Copy exactly the lines from the one containing "Enumerate this screenshot's" through the last line of the records below, including both, and leave out any pictures.

## Data items:
•••

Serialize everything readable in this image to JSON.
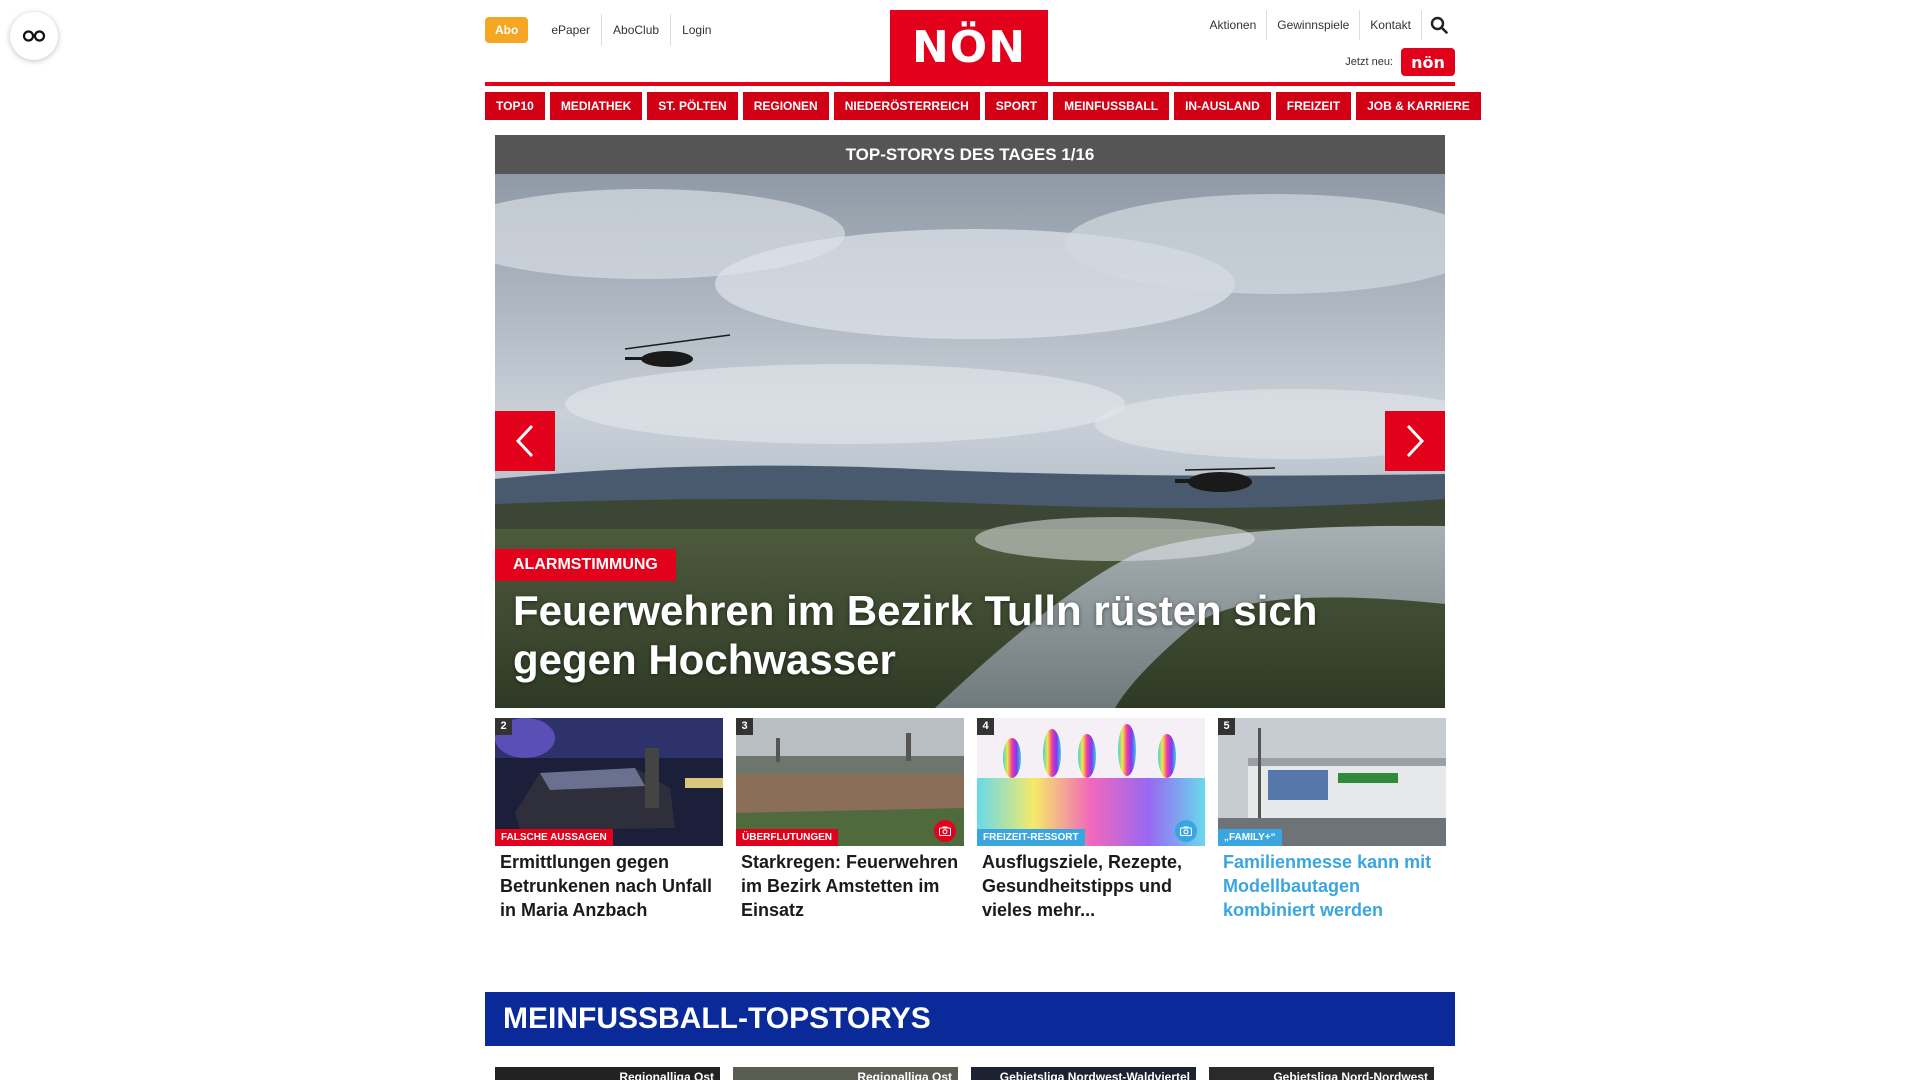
{
  "header": {
    "abo_label": "Abo",
    "top_links": [
      "ePaper",
      "AboClub",
      "Login"
    ],
    "logo_text": "NÖN",
    "right_links": [
      "Aktionen",
      "Gewinnspiele",
      "Kontakt"
    ],
    "jetzt_label": "Jetzt neu:",
    "kleine_badge": "nön",
    "search_icon": "search-icon"
  },
  "nav": [
    "TOP10",
    "MEDIATHEK",
    "ST. PÖLTEN",
    "REGIONEN",
    "NIEDERÖSTERREICH",
    "SPORT",
    "MEINFUSSBALL",
    "IN-AUSLAND",
    "FREIZEIT",
    "JOB & KARRIERE"
  ],
  "topstories": {
    "header": "TOP-STORYS DES TAGES 1/16",
    "hero": {
      "tag": "ALARMSTIMMUNG",
      "title": "Feuerwehren im Bezirk Tulln rüsten sich gegen Hochwasser"
    },
    "cards": [
      {
        "num": "2",
        "tag": "FALSCHE AUSSAGEN",
        "tag_color": "#e2001a",
        "title": "Ermittlungen gegen Betrunkenen nach Unfall in Maria Anzbach",
        "camera": false
      },
      {
        "num": "3",
        "tag": "ÜBERFLUTUNGEN",
        "tag_color": "#e2001a",
        "title": "Starkregen: Feuerwehren im Bezirk Amstetten im Einsatz",
        "camera": true
      },
      {
        "num": "4",
        "tag": "FREIZEIT-RESSORT",
        "tag_color": "#3aa6e0",
        "title": "Ausflugsziele, Rezepte, Gesundheitstipps und vieles mehr...",
        "camera": true
      },
      {
        "num": "5",
        "tag": "„FAMILY+“",
        "tag_color": "#3aa6e0",
        "title": "Familienmesse kann mit Modellbautagen kombiniert werden",
        "camera": false
      }
    ]
  },
  "meinfussball": {
    "header": "MEINFUSSBALL-TOPSTORYS",
    "leagues": [
      "Regionalliga Ost",
      "Regionalliga Ost",
      "Gebietsliga Nordwest-Waldviertel",
      "Gebietsliga Nord-Nordwest"
    ]
  },
  "colors": {
    "brand_red": "#e2001a",
    "nav_red": "#d10014",
    "abo_orange": "#f5a623",
    "freizeit_blue": "#3aa6e0",
    "meinfussball_blue": "#0a2a9a"
  }
}
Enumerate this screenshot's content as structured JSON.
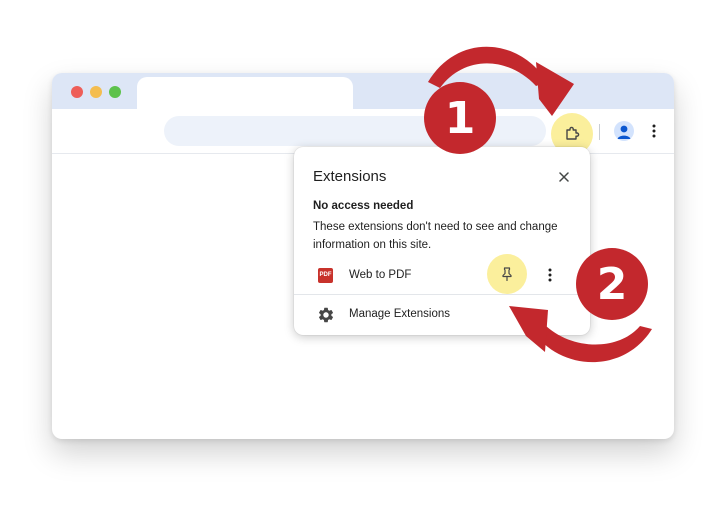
{
  "popup": {
    "title": "Extensions",
    "section_heading": "No access needed",
    "section_description": "These extensions don't need to see and change information on this site.",
    "extension": {
      "name": "Web to PDF",
      "icon_text": "PDF"
    },
    "manage_label": "Manage Extensions"
  },
  "callouts": {
    "step_1": "1",
    "step_2": "2"
  },
  "colors": {
    "callout_red": "#c3282d",
    "highlight_yellow": "#fbef9c",
    "titlebar_blue": "#dde6f6",
    "omnibox_fill": "#edf2fa"
  },
  "icons": {
    "toolbar": [
      "puzzle-icon",
      "profile-icon",
      "more-vert-icon"
    ],
    "popup": [
      "close-icon",
      "pdf-icon",
      "pin-icon",
      "more-vert-icon",
      "gear-icon"
    ]
  }
}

•••

## Problem solution:
Enumerate this screenshot's content as structured JSON.
{
  "popup": {
    "title": "Extensions",
    "section_heading": "No access needed",
    "section_description": "These extensions don't need to see and change information on this site.",
    "extension": {
      "name": "Web to PDF",
      "icon_text": "PDF"
    },
    "manage_label": "Manage Extensions"
  },
  "callouts": {
    "step_1": "1",
    "step_2": "2"
  },
  "colors": {
    "callout_red": "#c3282d",
    "highlight_yellow": "#fbef9c",
    "titlebar_blue": "#dde6f6",
    "omnibox_fill": "#edf2fa"
  },
  "icons": {
    "toolbar": [
      "puzzle-icon",
      "profile-icon",
      "more-vert-icon"
    ],
    "popup": [
      "close-icon",
      "pdf-icon",
      "pin-icon",
      "more-vert-icon",
      "gear-icon"
    ]
  }
}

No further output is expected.